▶ _Requirements_
Where a line in the listing below contains the word "measure", copy that line.

Dataset records
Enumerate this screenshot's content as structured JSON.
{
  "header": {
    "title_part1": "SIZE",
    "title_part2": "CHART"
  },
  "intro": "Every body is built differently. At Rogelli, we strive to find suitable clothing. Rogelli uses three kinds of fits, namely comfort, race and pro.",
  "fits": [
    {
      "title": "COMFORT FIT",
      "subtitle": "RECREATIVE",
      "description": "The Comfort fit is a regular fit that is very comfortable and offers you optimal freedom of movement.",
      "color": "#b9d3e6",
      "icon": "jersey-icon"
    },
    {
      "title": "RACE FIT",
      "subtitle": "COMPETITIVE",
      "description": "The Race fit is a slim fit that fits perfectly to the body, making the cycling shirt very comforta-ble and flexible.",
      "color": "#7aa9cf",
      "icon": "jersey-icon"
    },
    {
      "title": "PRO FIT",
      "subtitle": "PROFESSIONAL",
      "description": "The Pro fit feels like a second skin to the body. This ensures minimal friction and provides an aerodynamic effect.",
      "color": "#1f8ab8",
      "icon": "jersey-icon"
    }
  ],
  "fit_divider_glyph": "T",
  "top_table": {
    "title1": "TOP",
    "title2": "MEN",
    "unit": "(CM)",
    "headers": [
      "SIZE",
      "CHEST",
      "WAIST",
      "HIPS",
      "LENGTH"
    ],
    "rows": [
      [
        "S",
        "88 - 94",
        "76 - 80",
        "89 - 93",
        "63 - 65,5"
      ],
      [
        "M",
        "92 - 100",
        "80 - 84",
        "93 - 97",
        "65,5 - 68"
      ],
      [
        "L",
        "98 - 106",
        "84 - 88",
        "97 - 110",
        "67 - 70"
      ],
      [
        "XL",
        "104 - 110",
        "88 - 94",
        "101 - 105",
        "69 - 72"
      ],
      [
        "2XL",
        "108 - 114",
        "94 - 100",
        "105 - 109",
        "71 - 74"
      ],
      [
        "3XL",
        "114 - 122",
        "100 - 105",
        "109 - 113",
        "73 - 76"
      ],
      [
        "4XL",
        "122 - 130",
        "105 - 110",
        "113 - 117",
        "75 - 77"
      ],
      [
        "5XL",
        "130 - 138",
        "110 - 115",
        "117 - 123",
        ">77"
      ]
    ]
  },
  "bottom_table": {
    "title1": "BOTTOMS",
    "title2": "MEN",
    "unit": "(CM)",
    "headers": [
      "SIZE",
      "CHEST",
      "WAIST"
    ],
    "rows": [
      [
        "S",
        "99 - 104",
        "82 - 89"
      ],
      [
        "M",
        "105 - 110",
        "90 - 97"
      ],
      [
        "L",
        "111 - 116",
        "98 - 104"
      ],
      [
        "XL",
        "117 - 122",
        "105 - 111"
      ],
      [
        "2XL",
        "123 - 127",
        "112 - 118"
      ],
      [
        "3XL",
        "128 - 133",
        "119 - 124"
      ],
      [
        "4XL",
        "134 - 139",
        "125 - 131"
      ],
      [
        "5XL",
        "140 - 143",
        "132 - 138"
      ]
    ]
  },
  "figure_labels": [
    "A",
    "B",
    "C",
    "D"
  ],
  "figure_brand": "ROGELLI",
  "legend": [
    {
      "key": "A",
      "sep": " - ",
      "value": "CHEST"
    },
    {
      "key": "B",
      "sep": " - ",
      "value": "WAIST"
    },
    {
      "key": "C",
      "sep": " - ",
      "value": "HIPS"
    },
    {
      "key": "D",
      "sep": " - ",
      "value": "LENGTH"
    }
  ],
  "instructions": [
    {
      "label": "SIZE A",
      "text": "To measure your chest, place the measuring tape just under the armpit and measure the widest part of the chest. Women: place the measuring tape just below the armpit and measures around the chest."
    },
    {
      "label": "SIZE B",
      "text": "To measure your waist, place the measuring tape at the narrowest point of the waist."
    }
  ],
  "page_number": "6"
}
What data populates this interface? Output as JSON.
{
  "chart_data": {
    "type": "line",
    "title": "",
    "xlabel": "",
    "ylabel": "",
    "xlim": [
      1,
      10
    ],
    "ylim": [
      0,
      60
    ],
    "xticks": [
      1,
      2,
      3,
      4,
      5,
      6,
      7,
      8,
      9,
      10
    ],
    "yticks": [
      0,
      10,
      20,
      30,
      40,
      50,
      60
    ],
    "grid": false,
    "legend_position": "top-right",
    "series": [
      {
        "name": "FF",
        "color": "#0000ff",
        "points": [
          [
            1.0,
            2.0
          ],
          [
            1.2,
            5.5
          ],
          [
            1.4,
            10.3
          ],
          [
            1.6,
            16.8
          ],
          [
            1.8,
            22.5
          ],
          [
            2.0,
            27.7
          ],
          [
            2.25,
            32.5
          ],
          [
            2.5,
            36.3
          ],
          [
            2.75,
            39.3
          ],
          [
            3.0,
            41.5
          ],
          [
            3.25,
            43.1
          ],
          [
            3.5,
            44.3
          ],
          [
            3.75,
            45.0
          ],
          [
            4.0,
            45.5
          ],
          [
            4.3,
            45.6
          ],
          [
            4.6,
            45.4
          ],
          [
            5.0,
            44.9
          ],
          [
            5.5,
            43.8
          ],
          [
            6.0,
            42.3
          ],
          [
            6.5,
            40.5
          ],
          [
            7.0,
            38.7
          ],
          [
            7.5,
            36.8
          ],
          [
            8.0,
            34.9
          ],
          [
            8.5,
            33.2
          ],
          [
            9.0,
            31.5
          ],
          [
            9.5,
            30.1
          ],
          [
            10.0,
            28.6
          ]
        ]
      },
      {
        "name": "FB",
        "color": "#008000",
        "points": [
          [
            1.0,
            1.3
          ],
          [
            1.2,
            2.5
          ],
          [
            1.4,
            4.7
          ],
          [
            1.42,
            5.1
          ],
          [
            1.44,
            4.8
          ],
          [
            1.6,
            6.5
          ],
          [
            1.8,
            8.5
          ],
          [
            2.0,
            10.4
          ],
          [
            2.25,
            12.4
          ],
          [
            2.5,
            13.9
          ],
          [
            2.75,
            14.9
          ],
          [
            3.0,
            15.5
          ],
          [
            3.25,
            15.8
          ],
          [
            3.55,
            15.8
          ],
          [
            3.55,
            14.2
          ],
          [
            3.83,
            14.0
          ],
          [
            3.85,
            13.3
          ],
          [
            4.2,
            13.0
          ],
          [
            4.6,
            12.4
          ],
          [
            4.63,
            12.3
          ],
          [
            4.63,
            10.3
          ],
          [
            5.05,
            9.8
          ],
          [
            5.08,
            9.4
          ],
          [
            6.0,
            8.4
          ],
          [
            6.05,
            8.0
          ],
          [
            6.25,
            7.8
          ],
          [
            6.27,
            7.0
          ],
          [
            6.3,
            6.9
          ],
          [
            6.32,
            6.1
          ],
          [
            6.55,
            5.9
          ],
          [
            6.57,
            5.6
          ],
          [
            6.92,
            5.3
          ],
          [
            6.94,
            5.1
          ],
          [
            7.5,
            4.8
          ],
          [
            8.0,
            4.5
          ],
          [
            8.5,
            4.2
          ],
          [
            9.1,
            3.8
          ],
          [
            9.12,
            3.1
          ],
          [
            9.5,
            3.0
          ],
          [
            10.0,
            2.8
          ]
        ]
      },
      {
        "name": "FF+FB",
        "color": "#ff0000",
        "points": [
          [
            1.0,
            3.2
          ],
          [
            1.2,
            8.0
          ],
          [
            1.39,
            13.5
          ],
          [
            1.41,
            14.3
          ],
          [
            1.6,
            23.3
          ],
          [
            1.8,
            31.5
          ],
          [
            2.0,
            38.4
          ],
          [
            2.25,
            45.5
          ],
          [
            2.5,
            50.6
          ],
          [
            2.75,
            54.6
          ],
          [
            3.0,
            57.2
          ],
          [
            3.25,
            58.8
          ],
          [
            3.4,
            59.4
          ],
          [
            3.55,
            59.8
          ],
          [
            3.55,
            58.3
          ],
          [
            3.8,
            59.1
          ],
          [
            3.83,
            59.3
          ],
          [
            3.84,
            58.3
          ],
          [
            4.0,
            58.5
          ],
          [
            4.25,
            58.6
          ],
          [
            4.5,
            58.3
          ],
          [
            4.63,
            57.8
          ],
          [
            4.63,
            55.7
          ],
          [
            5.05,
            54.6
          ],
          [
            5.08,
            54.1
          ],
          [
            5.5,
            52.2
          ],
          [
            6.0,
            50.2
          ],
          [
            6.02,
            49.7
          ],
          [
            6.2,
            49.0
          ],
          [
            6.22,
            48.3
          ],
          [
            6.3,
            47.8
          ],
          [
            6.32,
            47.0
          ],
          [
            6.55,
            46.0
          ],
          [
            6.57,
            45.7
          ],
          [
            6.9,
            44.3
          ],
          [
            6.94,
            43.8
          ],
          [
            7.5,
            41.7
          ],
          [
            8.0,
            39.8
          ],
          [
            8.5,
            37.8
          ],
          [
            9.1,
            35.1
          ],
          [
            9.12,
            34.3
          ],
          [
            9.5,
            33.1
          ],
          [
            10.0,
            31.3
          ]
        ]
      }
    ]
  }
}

▶ _Solved problem_
      "text": "To measure your chest, place the measuring tape just under the armpit and measure the widest part of the chest. Women: place the measuring tape just below the armpit and measures around the chest."
      "text": "To measure your waist, place the measuring tape at the narrowest point of the waist."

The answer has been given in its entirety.